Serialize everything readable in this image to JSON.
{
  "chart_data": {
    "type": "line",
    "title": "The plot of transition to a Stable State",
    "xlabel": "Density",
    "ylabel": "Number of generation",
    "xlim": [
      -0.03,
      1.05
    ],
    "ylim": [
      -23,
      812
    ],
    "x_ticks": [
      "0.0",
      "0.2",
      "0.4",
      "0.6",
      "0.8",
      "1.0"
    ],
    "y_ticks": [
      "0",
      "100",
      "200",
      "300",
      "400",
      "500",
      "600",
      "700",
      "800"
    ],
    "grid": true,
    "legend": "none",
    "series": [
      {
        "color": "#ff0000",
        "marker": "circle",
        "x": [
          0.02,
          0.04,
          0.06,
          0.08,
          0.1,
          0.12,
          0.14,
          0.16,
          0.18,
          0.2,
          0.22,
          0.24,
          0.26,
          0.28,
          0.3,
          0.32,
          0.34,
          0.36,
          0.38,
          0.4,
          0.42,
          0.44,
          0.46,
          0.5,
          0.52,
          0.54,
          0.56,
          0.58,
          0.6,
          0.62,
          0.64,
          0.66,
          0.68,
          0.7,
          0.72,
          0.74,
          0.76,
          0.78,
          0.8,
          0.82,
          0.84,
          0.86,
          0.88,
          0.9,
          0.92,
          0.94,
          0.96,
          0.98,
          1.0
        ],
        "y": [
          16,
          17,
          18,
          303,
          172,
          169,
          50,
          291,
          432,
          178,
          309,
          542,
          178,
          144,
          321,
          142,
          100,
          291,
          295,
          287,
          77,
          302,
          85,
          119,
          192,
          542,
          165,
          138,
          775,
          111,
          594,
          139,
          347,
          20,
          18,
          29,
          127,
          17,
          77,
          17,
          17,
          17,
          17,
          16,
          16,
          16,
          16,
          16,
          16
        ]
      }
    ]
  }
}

──────────

▸ What you will do:
Print the records above exactly as they appear.

▸ Output of the task:
Serialize everything readable in this image to JSON.
{
  "chart_data": {
    "type": "line",
    "title": "The plot of transition to a Stable State",
    "xlabel": "Density",
    "ylabel": "Number of generation",
    "xlim": [
      -0.03,
      1.05
    ],
    "ylim": [
      -23,
      812
    ],
    "x_ticks": [
      "0.0",
      "0.2",
      "0.4",
      "0.6",
      "0.8",
      "1.0"
    ],
    "y_ticks": [
      "0",
      "100",
      "200",
      "300",
      "400",
      "500",
      "600",
      "700",
      "800"
    ],
    "grid": true,
    "legend": "none",
    "series": [
      {
        "color": "#ff0000",
        "marker": "circle",
        "x": [
          0.02,
          0.04,
          0.06,
          0.08,
          0.1,
          0.12,
          0.14,
          0.16,
          0.18,
          0.2,
          0.22,
          0.24,
          0.26,
          0.28,
          0.3,
          0.32,
          0.34,
          0.36,
          0.38,
          0.4,
          0.42,
          0.44,
          0.46,
          0.5,
          0.52,
          0.54,
          0.56,
          0.58,
          0.6,
          0.62,
          0.64,
          0.66,
          0.68,
          0.7,
          0.72,
          0.74,
          0.76,
          0.78,
          0.8,
          0.82,
          0.84,
          0.86,
          0.88,
          0.9,
          0.92,
          0.94,
          0.96,
          0.98,
          1.0
        ],
        "y": [
          16,
          17,
          18,
          303,
          172,
          169,
          50,
          291,
          432,
          178,
          309,
          542,
          178,
          144,
          321,
          142,
          100,
          291,
          295,
          287,
          77,
          302,
          85,
          119,
          192,
          542,
          165,
          138,
          775,
          111,
          594,
          139,
          347,
          20,
          18,
          29,
          127,
          17,
          77,
          17,
          17,
          17,
          17,
          16,
          16,
          16,
          16,
          16,
          16
        ]
      }
    ]
  }
}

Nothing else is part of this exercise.